TASK DIRECTIONS: Transcribe the records that follow, preserving every word.

GIVEN DATA:

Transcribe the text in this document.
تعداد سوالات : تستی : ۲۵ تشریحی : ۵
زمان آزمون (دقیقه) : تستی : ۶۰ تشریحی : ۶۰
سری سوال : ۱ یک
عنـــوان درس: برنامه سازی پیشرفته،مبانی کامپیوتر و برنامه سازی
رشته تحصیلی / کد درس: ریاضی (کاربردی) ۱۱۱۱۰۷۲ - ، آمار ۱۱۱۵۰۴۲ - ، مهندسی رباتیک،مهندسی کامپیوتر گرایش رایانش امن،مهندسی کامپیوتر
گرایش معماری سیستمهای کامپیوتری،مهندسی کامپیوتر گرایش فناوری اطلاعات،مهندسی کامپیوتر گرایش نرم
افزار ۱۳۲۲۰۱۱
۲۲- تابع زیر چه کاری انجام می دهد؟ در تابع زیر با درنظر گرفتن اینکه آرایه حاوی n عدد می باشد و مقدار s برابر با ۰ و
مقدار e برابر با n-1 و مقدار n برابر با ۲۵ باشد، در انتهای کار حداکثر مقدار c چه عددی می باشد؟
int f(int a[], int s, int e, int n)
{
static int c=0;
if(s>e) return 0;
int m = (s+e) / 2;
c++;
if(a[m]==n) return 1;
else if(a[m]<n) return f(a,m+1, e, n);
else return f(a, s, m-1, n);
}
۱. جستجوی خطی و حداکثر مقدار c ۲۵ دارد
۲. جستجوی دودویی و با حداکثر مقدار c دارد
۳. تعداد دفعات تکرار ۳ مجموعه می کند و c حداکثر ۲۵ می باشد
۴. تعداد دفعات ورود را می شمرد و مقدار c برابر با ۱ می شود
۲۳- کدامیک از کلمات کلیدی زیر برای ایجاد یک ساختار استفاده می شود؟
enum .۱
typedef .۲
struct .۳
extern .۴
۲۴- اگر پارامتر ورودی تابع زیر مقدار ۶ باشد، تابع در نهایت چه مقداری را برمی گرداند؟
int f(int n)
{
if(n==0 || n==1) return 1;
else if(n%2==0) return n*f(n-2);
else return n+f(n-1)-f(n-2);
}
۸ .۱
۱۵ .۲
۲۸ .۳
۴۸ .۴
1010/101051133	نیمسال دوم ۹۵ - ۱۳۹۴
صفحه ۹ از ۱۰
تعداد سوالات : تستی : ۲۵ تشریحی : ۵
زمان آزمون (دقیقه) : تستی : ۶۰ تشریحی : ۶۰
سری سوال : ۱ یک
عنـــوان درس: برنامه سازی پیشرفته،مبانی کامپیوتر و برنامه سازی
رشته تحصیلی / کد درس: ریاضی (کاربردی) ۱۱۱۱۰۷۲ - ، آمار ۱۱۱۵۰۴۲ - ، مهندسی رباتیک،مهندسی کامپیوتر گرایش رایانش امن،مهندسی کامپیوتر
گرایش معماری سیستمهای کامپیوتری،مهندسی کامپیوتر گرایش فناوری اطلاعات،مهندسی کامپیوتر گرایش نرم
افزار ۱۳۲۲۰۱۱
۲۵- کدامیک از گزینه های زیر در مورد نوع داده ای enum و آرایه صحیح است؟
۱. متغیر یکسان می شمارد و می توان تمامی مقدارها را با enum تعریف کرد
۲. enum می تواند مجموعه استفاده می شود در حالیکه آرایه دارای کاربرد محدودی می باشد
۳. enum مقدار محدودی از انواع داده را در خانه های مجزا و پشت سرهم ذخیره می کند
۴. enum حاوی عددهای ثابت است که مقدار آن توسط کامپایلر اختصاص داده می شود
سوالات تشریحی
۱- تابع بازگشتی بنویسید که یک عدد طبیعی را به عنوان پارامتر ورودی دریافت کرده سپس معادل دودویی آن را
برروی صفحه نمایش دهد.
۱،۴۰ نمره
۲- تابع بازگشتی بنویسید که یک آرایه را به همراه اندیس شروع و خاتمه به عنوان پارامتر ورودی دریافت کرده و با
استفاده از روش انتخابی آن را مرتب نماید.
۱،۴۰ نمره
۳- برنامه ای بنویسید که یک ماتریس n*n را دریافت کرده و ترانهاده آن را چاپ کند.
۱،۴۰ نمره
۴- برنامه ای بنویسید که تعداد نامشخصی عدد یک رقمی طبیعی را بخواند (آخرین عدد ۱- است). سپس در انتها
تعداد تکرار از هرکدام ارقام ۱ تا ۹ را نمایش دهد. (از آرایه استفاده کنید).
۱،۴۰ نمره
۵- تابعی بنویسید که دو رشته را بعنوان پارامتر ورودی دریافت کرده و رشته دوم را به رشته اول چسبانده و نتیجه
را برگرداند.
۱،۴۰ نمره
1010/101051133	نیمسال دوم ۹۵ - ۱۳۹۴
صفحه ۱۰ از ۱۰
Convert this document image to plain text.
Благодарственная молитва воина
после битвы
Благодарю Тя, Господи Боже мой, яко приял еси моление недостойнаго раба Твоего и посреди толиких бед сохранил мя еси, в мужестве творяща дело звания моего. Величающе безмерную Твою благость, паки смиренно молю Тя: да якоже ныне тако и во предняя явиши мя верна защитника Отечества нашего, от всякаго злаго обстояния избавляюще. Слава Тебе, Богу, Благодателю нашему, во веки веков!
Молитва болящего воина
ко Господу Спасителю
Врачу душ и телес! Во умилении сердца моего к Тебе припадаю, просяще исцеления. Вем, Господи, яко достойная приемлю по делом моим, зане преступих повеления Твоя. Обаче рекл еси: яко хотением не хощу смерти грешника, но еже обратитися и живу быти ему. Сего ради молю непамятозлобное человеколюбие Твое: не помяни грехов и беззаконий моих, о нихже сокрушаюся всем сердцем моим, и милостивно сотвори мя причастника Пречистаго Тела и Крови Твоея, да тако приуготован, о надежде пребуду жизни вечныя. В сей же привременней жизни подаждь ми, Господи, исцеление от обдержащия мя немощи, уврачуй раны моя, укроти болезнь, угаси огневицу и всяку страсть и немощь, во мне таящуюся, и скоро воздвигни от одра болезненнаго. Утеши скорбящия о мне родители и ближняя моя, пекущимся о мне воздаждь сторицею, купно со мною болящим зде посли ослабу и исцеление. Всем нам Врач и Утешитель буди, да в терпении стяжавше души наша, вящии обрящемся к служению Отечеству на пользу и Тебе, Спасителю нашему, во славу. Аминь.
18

OUTPUT OF THE EXERCISE:
Transcribe the text in this document.
تعداد سوالات : تستی : ۲۵ تشریحی : ۵
زمان آزمون (دقیقه) : تستی : ۶۰ تشریحی : ۶۰
سری سوال : ۱ یک
عنـــوان درس: برنامه سازی پیشرفته،مبانی کامپیوتر و برنامه سازی
رشته تحصیلی / کد درس: ریاضی (کاربردی) ۱۱۱۱۰۷۲ - ، آمار ۱۱۱۵۰۴۲ - ، مهندسی رباتیک،مهندسی کامپیوتر گرایش رایانش امن،مهندسی کامپیوتر
گرایش معماری سیستمهای کامپیوتری،مهندسی کامپیوتر گرایش فناوری اطلاعات،مهندسی کامپیوتر گرایش نرم
افزار ۱۳۲۲۰۱۱
۲۲- تابع زیر چه کاری انجام می دهد؟ در تابع زیر با درنظر گرفتن اینکه آرایه حاوی n عدد می باشد و مقدار s برابر با ۰ و
مقدار e برابر با n-1 و مقدار n برابر با ۲۵ باشد، در انتهای کار حداکثر مقدار c چه عددی می باشد؟
int f(int a[], int s, int e, int n)
{
static int c=0;
if(s>e) return 0;
int m = (s+e) / 2;
c++;
if(a[m]==n) return 1;
else if(a[m]<n) return f(a,m+1, e, n);
else return f(a, s, m-1, n);
}
۱. جستجوی خطی و حداکثر مقدار c ۲۵ دارد
۲. جستجوی دودویی و با حداکثر مقدار c دارد
۳. تعداد دفعات تکرار ۳ مجموعه می کند و c حداکثر ۲۵ می باشد
۴. تعداد دفعات ورود را می شمرد و مقدار c برابر با ۱ می شود
۲۳- کدامیک از کلمات کلیدی زیر برای ایجاد یک ساختار استفاده می شود؟
enum .۱
typedef .۲
struct .۳
extern .۴
۲۴- اگر پارامتر ورودی تابع زیر مقدار ۶ باشد، تابع در نهایت چه مقداری را برمی گرداند؟
int f(int n)
{
if(n==0 || n==1) return 1;
else if(n%2==0) return n*f(n-2);
else return n+f(n-1)-f(n-2);
}
۸ .۱
۱۵ .۲
۲۸ .۳
۴۸ .۴
1010/101051133	نیمسال دوم ۹۵ - ۱۳۹۴
صفحه ۹ از ۱۰
تعداد سوالات : تستی : ۲۵ تشریحی : ۵
زمان آزمون (دقیقه) : تستی : ۶۰ تشریحی : ۶۰
سری سوال : ۱ یک
عنـــوان درس: برنامه سازی پیشرفته،مبانی کامپیوتر و برنامه سازی
رشته تحصیلی / کد درس: ریاضی (کاربردی) ۱۱۱۱۰۷۲ - ، آمار ۱۱۱۵۰۴۲ - ، مهندسی رباتیک،مهندسی کامپیوتر گرایش رایانش امن،مهندسی کامپیوتر
گرایش معماری سیستمهای کامپیوتری،مهندسی کامپیوتر گرایش فناوری اطلاعات،مهندسی کامپیوتر گرایش نرم
افزار ۱۳۲۲۰۱۱
۲۵- کدامیک از گزینه های زیر در مورد نوع داده ای enum و آرایه صحیح است؟
۱. متغیر یکسان می شمارد و می توان تمامی مقدارها را با enum تعریف کرد
۲. enum می تواند مجموعه استفاده می شود در حالیکه آرایه دارای کاربرد محدودی می باشد
۳. enum مقدار محدودی از انواع داده را در خانه های مجزا و پشت سرهم ذخیره می کند
۴. enum حاوی عددهای ثابت است که مقدار آن توسط کامپایلر اختصاص داده می شود
سوالات تشریحی
۱- تابع بازگشتی بنویسید که یک عدد طبیعی را به عنوان پارامتر ورودی دریافت کرده سپس معادل دودویی آن را
برروی صفحه نمایش دهد.
۱،۴۰ نمره
۲- تابع بازگشتی بنویسید که یک آرایه را به همراه اندیس شروع و خاتمه به عنوان پارامتر ورودی دریافت کرده و با
استفاده از روش انتخابی آن را مرتب نماید.
۱،۴۰ نمره
۳- برنامه ای بنویسید که یک ماتریس n*n را دریافت کرده و ترانهاده آن را چاپ کند.
۱،۴۰ نمره
۴- برنامه ای بنویسید که تعداد نامشخصی عدد یک رقمی طبیعی را بخواند (آخرین عدد ۱- است). سپس در انتها
تعداد تکرار از هرکدام ارقام ۱ تا ۹ را نمایش دهد. (از آرایه استفاده کنید).
۱،۴۰ نمره
۵- تابعی بنویسید که دو رشته را بعنوان پارامتر ورودی دریافت کرده و رشته دوم را به رشته اول چسبانده و نتیجه
را برگرداند.
۱،۴۰ نمره
1010/101051133	نیمسال دوم ۹۵ - ۱۳۹۴
صفحه ۱۰ از ۱۰
Convert this document image to plain text.
Благодарственная молитва воина
после битвы
Благодарю Тя, Господи Боже мой, яко приял еси моление недостойнаго раба Твоего и посреди толиких бед сохранил мя еси, в мужестве творяща дело звания моего. Величающе безмерную Твою благость, паки смиренно молю Тя: да якоже ныне тако и во предняя явиши мя верна защитника Отечества нашего, от всякаго злаго обстояния избавляюще. Слава Тебе, Богу, Благодателю нашему, во веки веков!
Молитва болящего воина
ко Господу Спасителю
Врачу душ и телес! Во умилении сердца моего к Тебе припадаю, просяще исцеления. Вем, Господи, яко достойная приемлю по делом моим, зане преступих повеления Твоя. Обаче рекл еси: яко хотением не хощу смерти грешника, но еже обратитися и живу быти ему. Сего ради молю непамятозлобное человеколюбие Твое: не помяни грехов и беззаконий моих, о нихже сокрушаюся всем сердцем моим, и милостивно сотвори мя причастника Пречистаго Тела и Крови Твоея, да тако приуготован, о надежде пребуду жизни вечныя. В сей же привременней жизни подаждь ми, Господи, исцеление от обдержащия мя немощи, уврачуй раны моя, укроти болезнь, угаси огневицу и всяку страсть и немощь, во мне таящуюся, и скоро воздвигни от одра болезненнаго. Утеши скорбящия о мне родители и ближняя моя, пекущимся о мне воздаждь сторицею, купно со мною болящим зде посли ослабу и исцеление. Всем нам Врач и Утешитель буди, да в терпении стяжавше души наша, вящии обрящемся к служению Отечеству на пользу и Тебе, Спасителю нашему, во славу. Аминь.
18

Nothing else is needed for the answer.